Material provided:

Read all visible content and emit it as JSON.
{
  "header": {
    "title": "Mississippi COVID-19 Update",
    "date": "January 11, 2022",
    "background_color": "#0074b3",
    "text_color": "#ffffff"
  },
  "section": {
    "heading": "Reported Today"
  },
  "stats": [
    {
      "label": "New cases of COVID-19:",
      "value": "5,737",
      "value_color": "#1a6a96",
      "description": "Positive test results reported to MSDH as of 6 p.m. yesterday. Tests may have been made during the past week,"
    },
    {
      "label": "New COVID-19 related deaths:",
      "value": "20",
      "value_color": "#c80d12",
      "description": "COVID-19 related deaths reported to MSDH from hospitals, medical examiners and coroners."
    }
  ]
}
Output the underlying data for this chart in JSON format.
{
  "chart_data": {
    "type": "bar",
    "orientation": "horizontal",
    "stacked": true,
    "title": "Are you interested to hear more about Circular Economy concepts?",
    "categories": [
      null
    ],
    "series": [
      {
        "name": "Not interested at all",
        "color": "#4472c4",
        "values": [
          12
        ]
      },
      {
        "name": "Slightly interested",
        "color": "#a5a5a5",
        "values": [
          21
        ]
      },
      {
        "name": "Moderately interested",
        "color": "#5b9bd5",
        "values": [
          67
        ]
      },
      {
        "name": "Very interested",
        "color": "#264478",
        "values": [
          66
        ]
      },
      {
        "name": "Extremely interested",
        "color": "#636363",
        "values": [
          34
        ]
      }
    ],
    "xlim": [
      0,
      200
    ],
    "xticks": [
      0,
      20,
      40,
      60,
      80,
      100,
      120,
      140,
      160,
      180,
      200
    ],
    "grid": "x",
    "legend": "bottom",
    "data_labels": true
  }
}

---

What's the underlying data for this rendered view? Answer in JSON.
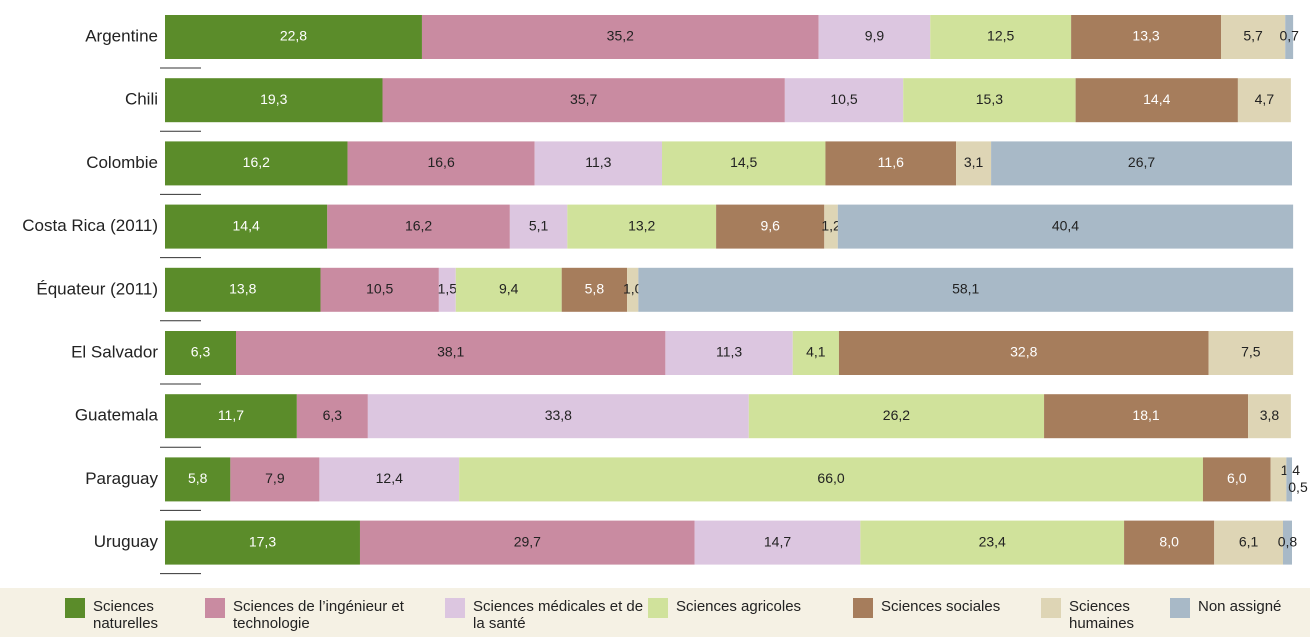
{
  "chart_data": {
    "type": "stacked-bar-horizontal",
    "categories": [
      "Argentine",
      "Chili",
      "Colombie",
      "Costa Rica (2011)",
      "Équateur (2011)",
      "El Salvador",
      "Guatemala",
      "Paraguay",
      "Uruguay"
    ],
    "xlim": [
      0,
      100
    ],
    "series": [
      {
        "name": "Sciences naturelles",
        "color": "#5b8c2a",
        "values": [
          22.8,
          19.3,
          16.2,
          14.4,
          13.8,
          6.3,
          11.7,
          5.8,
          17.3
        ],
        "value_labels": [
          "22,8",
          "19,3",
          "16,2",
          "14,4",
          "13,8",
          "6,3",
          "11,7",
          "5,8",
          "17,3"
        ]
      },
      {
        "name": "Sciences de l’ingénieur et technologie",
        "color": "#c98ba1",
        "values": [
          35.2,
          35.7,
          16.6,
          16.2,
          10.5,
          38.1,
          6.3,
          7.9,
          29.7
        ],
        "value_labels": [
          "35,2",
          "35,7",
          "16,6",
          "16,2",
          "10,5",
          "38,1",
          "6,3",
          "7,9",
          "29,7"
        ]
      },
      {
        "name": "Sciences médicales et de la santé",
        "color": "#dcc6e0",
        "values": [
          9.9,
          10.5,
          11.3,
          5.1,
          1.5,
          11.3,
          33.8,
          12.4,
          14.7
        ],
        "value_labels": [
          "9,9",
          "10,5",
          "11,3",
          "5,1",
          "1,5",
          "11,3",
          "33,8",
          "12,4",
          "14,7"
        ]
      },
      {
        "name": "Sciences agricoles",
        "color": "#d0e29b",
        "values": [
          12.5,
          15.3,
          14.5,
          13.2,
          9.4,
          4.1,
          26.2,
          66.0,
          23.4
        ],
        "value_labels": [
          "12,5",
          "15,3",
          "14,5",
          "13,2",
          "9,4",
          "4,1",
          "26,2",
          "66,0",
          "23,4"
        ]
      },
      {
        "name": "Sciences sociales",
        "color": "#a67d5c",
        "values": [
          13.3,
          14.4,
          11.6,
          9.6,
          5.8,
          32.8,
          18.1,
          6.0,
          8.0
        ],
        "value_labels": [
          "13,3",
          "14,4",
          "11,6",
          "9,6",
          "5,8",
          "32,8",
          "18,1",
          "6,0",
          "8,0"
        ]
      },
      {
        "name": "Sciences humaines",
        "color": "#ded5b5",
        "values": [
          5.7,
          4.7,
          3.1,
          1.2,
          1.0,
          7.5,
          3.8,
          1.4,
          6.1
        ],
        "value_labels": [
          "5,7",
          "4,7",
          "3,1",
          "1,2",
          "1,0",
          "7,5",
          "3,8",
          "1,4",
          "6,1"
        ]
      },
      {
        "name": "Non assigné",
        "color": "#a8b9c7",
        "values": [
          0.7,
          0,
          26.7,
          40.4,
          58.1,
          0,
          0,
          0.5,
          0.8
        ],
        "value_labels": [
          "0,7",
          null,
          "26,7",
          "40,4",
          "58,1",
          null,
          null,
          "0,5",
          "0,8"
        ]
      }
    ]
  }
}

Aim of the exercise:
Identify and copy the lines holding the word "description".

Exercise solution:
      "description": "Positive test results reported to MSDH as of 6 p.m. yesterday. Tests may have been made during the past week,"
      "description": "COVID-19 related deaths reported to MSDH from hospitals, medical examiners and coroners."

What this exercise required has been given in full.